**GOAL:** Keep the wording of each record exactly the same when you repeat it, and leave out pictures.

▶

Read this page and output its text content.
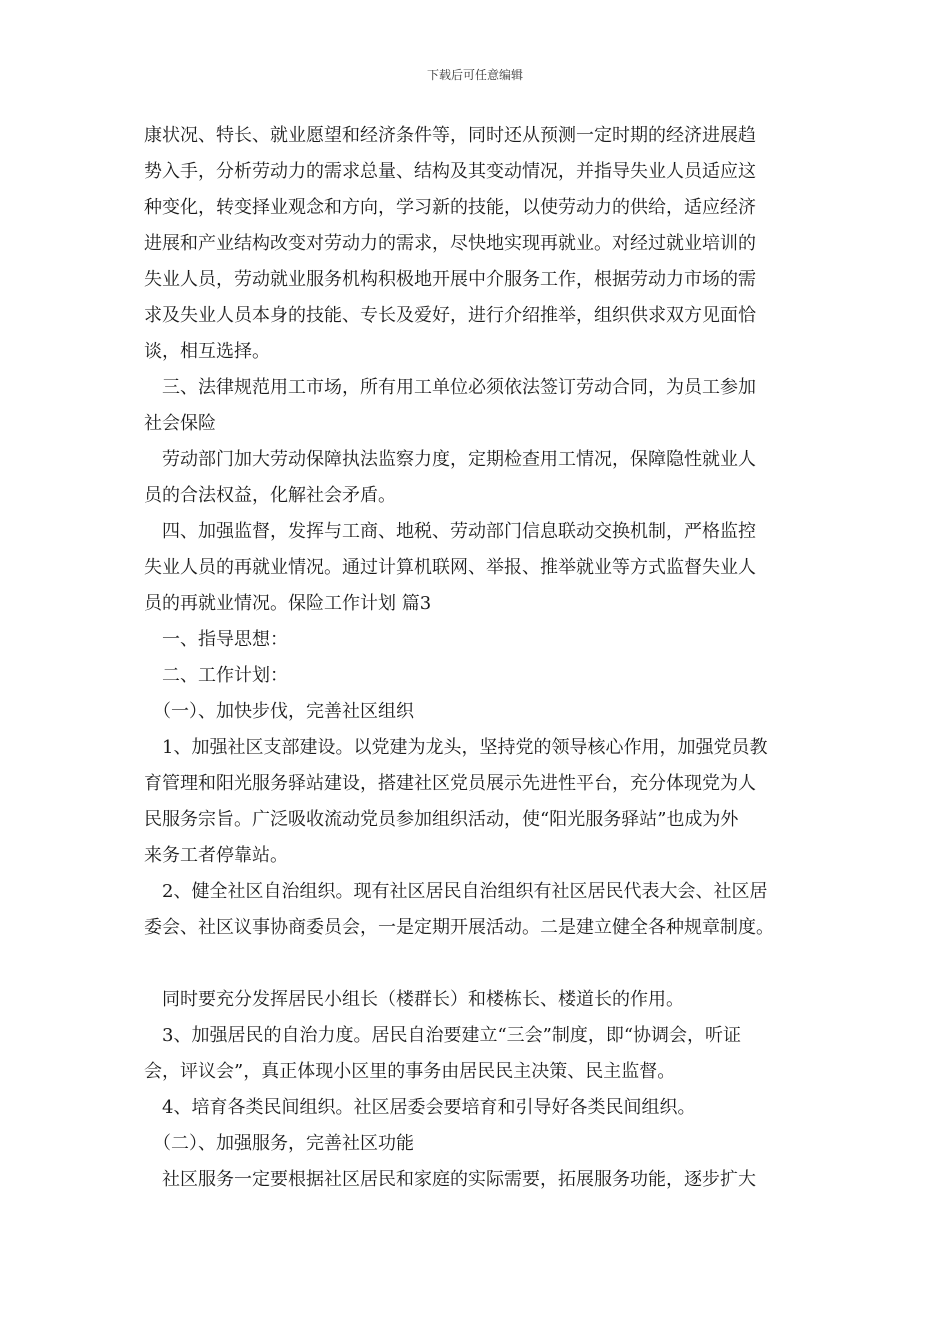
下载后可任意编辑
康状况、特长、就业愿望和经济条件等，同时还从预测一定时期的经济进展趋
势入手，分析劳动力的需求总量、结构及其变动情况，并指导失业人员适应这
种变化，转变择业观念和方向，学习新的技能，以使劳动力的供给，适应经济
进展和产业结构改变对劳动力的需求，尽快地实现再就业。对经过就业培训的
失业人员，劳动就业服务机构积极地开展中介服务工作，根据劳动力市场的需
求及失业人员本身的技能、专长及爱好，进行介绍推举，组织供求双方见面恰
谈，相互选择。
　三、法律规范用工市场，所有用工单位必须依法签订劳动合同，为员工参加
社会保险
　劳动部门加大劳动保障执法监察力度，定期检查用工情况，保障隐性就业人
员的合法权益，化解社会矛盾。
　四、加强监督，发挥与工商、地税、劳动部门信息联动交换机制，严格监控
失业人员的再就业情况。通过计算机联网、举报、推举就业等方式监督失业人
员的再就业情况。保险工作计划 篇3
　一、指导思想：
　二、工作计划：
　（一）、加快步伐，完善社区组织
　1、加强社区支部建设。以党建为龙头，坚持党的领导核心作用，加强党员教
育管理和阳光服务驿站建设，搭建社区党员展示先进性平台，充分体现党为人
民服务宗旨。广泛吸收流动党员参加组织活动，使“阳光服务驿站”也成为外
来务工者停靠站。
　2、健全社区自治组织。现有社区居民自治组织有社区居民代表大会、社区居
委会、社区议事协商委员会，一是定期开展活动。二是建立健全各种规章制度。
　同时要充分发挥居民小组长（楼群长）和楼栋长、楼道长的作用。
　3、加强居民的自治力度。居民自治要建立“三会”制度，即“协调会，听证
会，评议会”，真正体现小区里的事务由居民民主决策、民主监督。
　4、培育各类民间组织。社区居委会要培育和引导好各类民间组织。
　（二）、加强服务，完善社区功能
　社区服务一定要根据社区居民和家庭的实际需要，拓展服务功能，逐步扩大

◀

**EXERCISE SOLUTION:**
Read this page and output its text content.
下载后可任意编辑
康状况、特长、就业愿望和经济条件等，同时还从预测一定时期的经济进展趋
势入手，分析劳动力的需求总量、结构及其变动情况，并指导失业人员适应这
种变化，转变择业观念和方向，学习新的技能，以使劳动力的供给，适应经济
进展和产业结构改变对劳动力的需求，尽快地实现再就业。对经过就业培训的
失业人员，劳动就业服务机构积极地开展中介服务工作，根据劳动力市场的需
求及失业人员本身的技能、专长及爱好，进行介绍推举，组织供求双方见面恰
谈，相互选择。
　三、法律规范用工市场，所有用工单位必须依法签订劳动合同，为员工参加
社会保险
　劳动部门加大劳动保障执法监察力度，定期检查用工情况，保障隐性就业人
员的合法权益，化解社会矛盾。
　四、加强监督，发挥与工商、地税、劳动部门信息联动交换机制，严格监控
失业人员的再就业情况。通过计算机联网、举报、推举就业等方式监督失业人
员的再就业情况。保险工作计划 篇3
　一、指导思想：
　二、工作计划：
　（一）、加快步伐，完善社区组织
　1、加强社区支部建设。以党建为龙头，坚持党的领导核心作用，加强党员教
育管理和阳光服务驿站建设，搭建社区党员展示先进性平台，充分体现党为人
民服务宗旨。广泛吸收流动党员参加组织活动，使“阳光服务驿站”也成为外
来务工者停靠站。
　2、健全社区自治组织。现有社区居民自治组织有社区居民代表大会、社区居
委会、社区议事协商委员会，一是定期开展活动。二是建立健全各种规章制度。
　同时要充分发挥居民小组长（楼群长）和楼栋长、楼道长的作用。
　3、加强居民的自治力度。居民自治要建立“三会”制度，即“协调会，听证
会，评议会”，真正体现小区里的事务由居民民主决策、民主监督。
　4、培育各类民间组织。社区居委会要培育和引导好各类民间组织。
　（二）、加强服务，完善社区功能
　社区服务一定要根据社区居民和家庭的实际需要，拓展服务功能，逐步扩大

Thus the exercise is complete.